Material:
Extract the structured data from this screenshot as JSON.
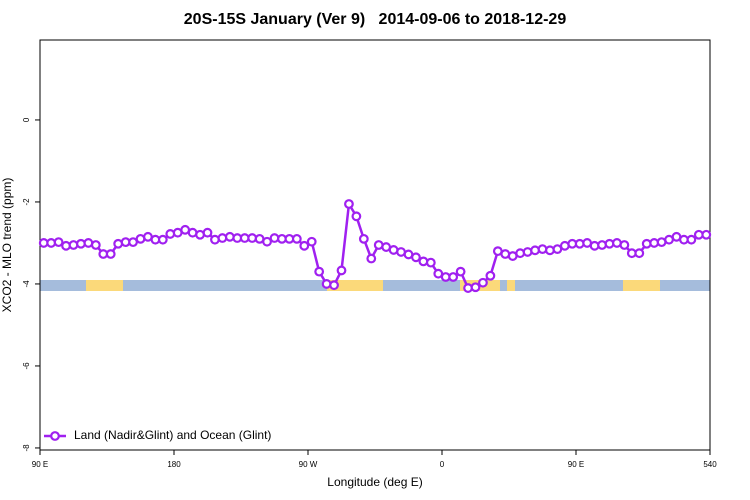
{
  "chart_data": {
    "type": "line",
    "title": "20S-15S January (Ver 9)   2014-09-06 to 2018-12-29",
    "xlabel": "Longitude (deg E)",
    "ylabel": "XCO2 - MLO trend (ppm)",
    "x": [
      92.5,
      97.5,
      102.5,
      107.5,
      112.5,
      117.5,
      122.5,
      127.5,
      132.5,
      137.5,
      142.5,
      147.5,
      152.5,
      157.5,
      162.5,
      167.5,
      172.5,
      177.5,
      182.5,
      187.5,
      192.5,
      197.5,
      202.5,
      207.5,
      212.5,
      217.5,
      222.5,
      227.5,
      232.5,
      237.5,
      242.5,
      247.5,
      252.5,
      257.5,
      262.5,
      267.5,
      272.5,
      277.5,
      282.5,
      287.5,
      292.5,
      297.5,
      302.5,
      307.5,
      312.5,
      317.5,
      322.5,
      327.5,
      332.5,
      337.5,
      342.5,
      347.5,
      352.5,
      357.5,
      362.5,
      367.5,
      372.5,
      377.5,
      382.5,
      387.5,
      392.5,
      397.5,
      402.5,
      407.5,
      412.5,
      417.5,
      422.5,
      427.5,
      432.5,
      437.5,
      442.5,
      447.5,
      452.5,
      457.5,
      462.5,
      467.5,
      472.5,
      477.5,
      482.5,
      487.5,
      492.5,
      497.5,
      502.5,
      507.5,
      512.5,
      517.5,
      522.5,
      527.5,
      532.5,
      537.5
    ],
    "series": [
      {
        "name": "Land (Nadir&Glint) and Ocean (Glint)",
        "color": "#a020f0",
        "values": [
          -3.0,
          -3.0,
          -2.98,
          -3.07,
          -3.05,
          -3.02,
          -3.0,
          -3.05,
          -3.27,
          -3.27,
          -3.02,
          -2.98,
          -2.98,
          -2.9,
          -2.85,
          -2.92,
          -2.92,
          -2.78,
          -2.75,
          -2.68,
          -2.75,
          -2.8,
          -2.75,
          -2.92,
          -2.88,
          -2.85,
          -2.88,
          -2.88,
          -2.88,
          -2.9,
          -2.97,
          -2.88,
          -2.9,
          -2.9,
          -2.9,
          -3.07,
          -2.97,
          -3.7,
          -4.0,
          -4.03,
          -3.67,
          -2.05,
          -2.35,
          -2.9,
          -3.38,
          -3.05,
          -3.1,
          -3.17,
          -3.22,
          -3.28,
          -3.35,
          -3.45,
          -3.48,
          -3.75,
          -3.83,
          -3.83,
          -3.7,
          -4.1,
          -4.08,
          -3.97,
          -3.8,
          -3.2,
          -3.27,
          -3.32,
          -3.25,
          -3.22,
          -3.18,
          -3.15,
          -3.18,
          -3.15,
          -3.07,
          -3.02,
          -3.02,
          -3.0,
          -3.07,
          -3.05,
          -3.02,
          -3.0,
          -3.05,
          -3.25,
          -3.25,
          -3.02,
          -3.0,
          -2.98,
          -2.92,
          -2.85,
          -2.92,
          -2.92,
          -2.8,
          -2.8
        ]
      }
    ],
    "xlim": [
      90,
      540
    ],
    "xticks": [
      {
        "value": 90,
        "label": "90 E"
      },
      180,
      {
        "value": 270,
        "label": "90 W"
      },
      {
        "value": 360,
        "label": "0"
      },
      {
        "value": 450,
        "label": "90 E"
      },
      540
    ],
    "ylim": [
      -8.05,
      1.95
    ],
    "yticks": [
      -8,
      -6,
      -4,
      -2,
      0
    ],
    "legend": "bottom-left"
  }
}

Job: Exact duplication of all the records is required; pictures are omitted from the copy.

Task solution:
Extract the structured data from this screenshot as JSON.
{
  "chart_data": {
    "type": "line",
    "title": "20S-15S January (Ver 9)   2014-09-06 to 2018-12-29",
    "xlabel": "Longitude (deg E)",
    "ylabel": "XCO2 - MLO trend (ppm)",
    "x": [
      92.5,
      97.5,
      102.5,
      107.5,
      112.5,
      117.5,
      122.5,
      127.5,
      132.5,
      137.5,
      142.5,
      147.5,
      152.5,
      157.5,
      162.5,
      167.5,
      172.5,
      177.5,
      182.5,
      187.5,
      192.5,
      197.5,
      202.5,
      207.5,
      212.5,
      217.5,
      222.5,
      227.5,
      232.5,
      237.5,
      242.5,
      247.5,
      252.5,
      257.5,
      262.5,
      267.5,
      272.5,
      277.5,
      282.5,
      287.5,
      292.5,
      297.5,
      302.5,
      307.5,
      312.5,
      317.5,
      322.5,
      327.5,
      332.5,
      337.5,
      342.5,
      347.5,
      352.5,
      357.5,
      362.5,
      367.5,
      372.5,
      377.5,
      382.5,
      387.5,
      392.5,
      397.5,
      402.5,
      407.5,
      412.5,
      417.5,
      422.5,
      427.5,
      432.5,
      437.5,
      442.5,
      447.5,
      452.5,
      457.5,
      462.5,
      467.5,
      472.5,
      477.5,
      482.5,
      487.5,
      492.5,
      497.5,
      502.5,
      507.5,
      512.5,
      517.5,
      522.5,
      527.5,
      532.5,
      537.5
    ],
    "series": [
      {
        "name": "Land (Nadir&Glint) and Ocean (Glint)",
        "color": "#a020f0",
        "values": [
          -3.0,
          -3.0,
          -2.98,
          -3.07,
          -3.05,
          -3.02,
          -3.0,
          -3.05,
          -3.27,
          -3.27,
          -3.02,
          -2.98,
          -2.98,
          -2.9,
          -2.85,
          -2.92,
          -2.92,
          -2.78,
          -2.75,
          -2.68,
          -2.75,
          -2.8,
          -2.75,
          -2.92,
          -2.88,
          -2.85,
          -2.88,
          -2.88,
          -2.88,
          -2.9,
          -2.97,
          -2.88,
          -2.9,
          -2.9,
          -2.9,
          -3.07,
          -2.97,
          -3.7,
          -4.0,
          -4.03,
          -3.67,
          -2.05,
          -2.35,
          -2.9,
          -3.38,
          -3.05,
          -3.1,
          -3.17,
          -3.22,
          -3.28,
          -3.35,
          -3.45,
          -3.48,
          -3.75,
          -3.83,
          -3.83,
          -3.7,
          -4.1,
          -4.08,
          -3.97,
          -3.8,
          -3.2,
          -3.27,
          -3.32,
          -3.25,
          -3.22,
          -3.18,
          -3.15,
          -3.18,
          -3.15,
          -3.07,
          -3.02,
          -3.02,
          -3.0,
          -3.07,
          -3.05,
          -3.02,
          -3.0,
          -3.05,
          -3.25,
          -3.25,
          -3.02,
          -3.0,
          -2.98,
          -2.92,
          -2.85,
          -2.92,
          -2.92,
          -2.8,
          -2.8
        ]
      }
    ],
    "xlim": [
      90,
      540
    ],
    "xticks": [
      {
        "value": 90,
        "label": "90 E"
      },
      180,
      {
        "value": 270,
        "label": "90 W"
      },
      {
        "value": 360,
        "label": "0"
      },
      {
        "value": 450,
        "label": "90 E"
      },
      540
    ],
    "ylim": [
      -8.05,
      1.95
    ],
    "yticks": [
      -8,
      -6,
      -4,
      -2,
      0
    ],
    "legend": "bottom-left"
  }
}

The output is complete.